_Problem requirements_. Copy out everything from the first line below down to the line containing "bar-heterogeneous-cat4 xyxy=(1776,1062,1904,1543)", both included, with no changes.
-- begin Available data --
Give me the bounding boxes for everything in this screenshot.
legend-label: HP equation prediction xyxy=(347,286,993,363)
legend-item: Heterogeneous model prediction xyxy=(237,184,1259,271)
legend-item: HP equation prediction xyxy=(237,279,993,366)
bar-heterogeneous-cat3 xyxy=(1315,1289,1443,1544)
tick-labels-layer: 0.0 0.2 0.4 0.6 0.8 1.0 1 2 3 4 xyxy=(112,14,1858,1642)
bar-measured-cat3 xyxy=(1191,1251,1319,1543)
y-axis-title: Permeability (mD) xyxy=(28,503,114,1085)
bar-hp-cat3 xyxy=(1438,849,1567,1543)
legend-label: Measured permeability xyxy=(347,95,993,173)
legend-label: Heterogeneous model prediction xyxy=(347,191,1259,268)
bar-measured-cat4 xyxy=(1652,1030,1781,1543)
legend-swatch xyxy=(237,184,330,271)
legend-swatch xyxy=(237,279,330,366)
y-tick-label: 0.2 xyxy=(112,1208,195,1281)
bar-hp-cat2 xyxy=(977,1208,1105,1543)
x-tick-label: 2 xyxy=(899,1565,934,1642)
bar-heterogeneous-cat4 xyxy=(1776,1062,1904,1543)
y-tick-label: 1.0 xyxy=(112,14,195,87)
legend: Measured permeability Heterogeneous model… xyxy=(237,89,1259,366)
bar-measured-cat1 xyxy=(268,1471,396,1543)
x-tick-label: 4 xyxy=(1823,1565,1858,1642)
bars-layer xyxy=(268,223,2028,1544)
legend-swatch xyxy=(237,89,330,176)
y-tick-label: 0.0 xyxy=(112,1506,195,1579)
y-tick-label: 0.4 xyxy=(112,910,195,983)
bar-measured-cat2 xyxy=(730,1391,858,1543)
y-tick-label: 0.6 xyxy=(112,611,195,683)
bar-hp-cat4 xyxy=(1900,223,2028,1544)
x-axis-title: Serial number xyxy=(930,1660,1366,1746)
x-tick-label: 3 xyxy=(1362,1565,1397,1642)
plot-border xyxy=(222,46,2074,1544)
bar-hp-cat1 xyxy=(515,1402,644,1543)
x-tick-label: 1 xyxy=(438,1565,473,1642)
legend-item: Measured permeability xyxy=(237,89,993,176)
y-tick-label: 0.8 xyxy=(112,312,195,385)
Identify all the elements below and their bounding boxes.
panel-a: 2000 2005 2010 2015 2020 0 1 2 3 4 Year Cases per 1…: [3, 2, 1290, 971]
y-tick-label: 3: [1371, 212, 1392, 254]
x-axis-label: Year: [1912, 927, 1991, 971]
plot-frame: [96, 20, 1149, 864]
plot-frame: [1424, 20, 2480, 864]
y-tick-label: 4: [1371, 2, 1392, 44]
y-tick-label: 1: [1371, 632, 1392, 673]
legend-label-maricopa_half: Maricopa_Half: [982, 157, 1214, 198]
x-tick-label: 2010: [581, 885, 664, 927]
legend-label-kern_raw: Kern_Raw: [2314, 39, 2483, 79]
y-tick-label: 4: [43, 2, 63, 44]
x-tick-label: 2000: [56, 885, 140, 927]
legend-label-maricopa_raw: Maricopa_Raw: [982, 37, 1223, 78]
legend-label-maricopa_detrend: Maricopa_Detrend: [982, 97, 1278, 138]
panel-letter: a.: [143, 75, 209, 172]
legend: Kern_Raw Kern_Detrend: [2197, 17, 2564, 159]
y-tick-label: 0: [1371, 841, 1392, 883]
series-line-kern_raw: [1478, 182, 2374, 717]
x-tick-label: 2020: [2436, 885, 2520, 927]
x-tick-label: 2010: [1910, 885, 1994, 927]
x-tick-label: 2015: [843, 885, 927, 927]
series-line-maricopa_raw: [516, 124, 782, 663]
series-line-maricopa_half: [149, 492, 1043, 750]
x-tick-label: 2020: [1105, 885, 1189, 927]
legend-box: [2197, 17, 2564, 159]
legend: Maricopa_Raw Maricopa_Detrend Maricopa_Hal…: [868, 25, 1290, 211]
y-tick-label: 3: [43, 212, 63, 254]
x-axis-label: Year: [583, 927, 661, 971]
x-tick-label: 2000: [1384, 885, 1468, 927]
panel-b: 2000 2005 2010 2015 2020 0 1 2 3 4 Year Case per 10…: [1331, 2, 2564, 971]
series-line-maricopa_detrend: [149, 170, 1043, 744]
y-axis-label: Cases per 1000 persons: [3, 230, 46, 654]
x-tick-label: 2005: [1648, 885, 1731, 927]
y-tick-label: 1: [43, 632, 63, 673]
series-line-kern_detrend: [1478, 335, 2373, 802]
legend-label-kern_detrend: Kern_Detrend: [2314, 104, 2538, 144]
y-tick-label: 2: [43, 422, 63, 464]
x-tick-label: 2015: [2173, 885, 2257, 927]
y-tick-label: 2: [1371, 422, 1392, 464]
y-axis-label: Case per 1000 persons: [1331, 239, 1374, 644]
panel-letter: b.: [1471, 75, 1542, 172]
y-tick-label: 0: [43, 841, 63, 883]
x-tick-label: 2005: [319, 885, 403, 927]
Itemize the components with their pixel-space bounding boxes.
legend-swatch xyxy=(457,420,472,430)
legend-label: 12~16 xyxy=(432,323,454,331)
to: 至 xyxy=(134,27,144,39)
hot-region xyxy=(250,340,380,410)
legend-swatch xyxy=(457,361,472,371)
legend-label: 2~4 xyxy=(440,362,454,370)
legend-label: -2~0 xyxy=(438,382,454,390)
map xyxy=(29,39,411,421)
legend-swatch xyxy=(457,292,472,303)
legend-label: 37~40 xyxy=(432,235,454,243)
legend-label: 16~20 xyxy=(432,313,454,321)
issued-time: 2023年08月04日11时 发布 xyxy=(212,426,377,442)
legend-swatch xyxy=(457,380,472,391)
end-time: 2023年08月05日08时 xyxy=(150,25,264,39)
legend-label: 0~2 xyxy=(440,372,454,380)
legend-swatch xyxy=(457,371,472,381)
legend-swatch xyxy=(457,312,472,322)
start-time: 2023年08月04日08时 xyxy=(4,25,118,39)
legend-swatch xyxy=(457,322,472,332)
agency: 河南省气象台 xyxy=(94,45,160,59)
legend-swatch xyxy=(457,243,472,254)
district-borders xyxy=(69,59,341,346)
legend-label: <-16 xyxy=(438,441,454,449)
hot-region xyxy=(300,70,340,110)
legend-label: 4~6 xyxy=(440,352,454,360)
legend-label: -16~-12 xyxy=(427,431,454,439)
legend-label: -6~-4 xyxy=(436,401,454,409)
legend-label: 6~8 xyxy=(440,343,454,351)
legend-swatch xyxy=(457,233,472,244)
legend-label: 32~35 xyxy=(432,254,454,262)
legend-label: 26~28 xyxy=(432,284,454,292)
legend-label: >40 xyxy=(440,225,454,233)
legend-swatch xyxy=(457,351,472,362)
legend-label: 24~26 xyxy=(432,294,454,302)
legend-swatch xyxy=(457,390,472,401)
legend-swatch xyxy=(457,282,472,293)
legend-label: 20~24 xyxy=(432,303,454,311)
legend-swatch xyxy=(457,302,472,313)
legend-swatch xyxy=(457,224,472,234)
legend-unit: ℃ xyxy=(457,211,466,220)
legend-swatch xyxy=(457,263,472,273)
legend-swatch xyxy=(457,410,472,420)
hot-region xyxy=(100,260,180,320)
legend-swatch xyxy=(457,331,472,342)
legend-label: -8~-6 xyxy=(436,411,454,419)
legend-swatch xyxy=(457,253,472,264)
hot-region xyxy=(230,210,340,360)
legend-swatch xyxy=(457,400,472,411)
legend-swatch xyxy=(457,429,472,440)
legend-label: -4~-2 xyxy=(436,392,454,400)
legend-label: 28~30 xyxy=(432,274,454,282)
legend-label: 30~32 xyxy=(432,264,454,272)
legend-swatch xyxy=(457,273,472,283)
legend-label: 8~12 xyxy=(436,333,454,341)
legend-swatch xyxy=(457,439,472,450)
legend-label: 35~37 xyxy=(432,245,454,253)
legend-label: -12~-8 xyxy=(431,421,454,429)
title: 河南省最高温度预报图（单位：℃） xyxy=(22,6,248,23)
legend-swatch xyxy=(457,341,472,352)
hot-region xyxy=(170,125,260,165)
-- end Available data --
_Task response_.
Give me the bounding boxes for everything in this screenshot.
legend-label: HP equation prediction xyxy=(347,286,993,363)
legend-item: Heterogeneous model prediction xyxy=(237,184,1259,271)
legend-item: HP equation prediction xyxy=(237,279,993,366)
bar-heterogeneous-cat3 xyxy=(1315,1289,1443,1544)
tick-labels-layer: 0.0 0.2 0.4 0.6 0.8 1.0 1 2 3 4 xyxy=(112,14,1858,1642)
bar-measured-cat3 xyxy=(1191,1251,1319,1543)
y-axis-title: Permeability (mD) xyxy=(28,503,114,1085)
bar-hp-cat3 xyxy=(1438,849,1567,1543)
legend-label: Measured permeability xyxy=(347,95,993,173)
legend-label: Heterogeneous model prediction xyxy=(347,191,1259,268)
bar-measured-cat4 xyxy=(1652,1030,1781,1543)
legend-swatch xyxy=(237,184,330,271)
legend-swatch xyxy=(237,279,330,366)
y-tick-label: 0.2 xyxy=(112,1208,195,1281)
bar-hp-cat2 xyxy=(977,1208,1105,1543)
x-tick-label: 2 xyxy=(899,1565,934,1642)
bar-heterogeneous-cat4 xyxy=(1776,1062,1904,1543)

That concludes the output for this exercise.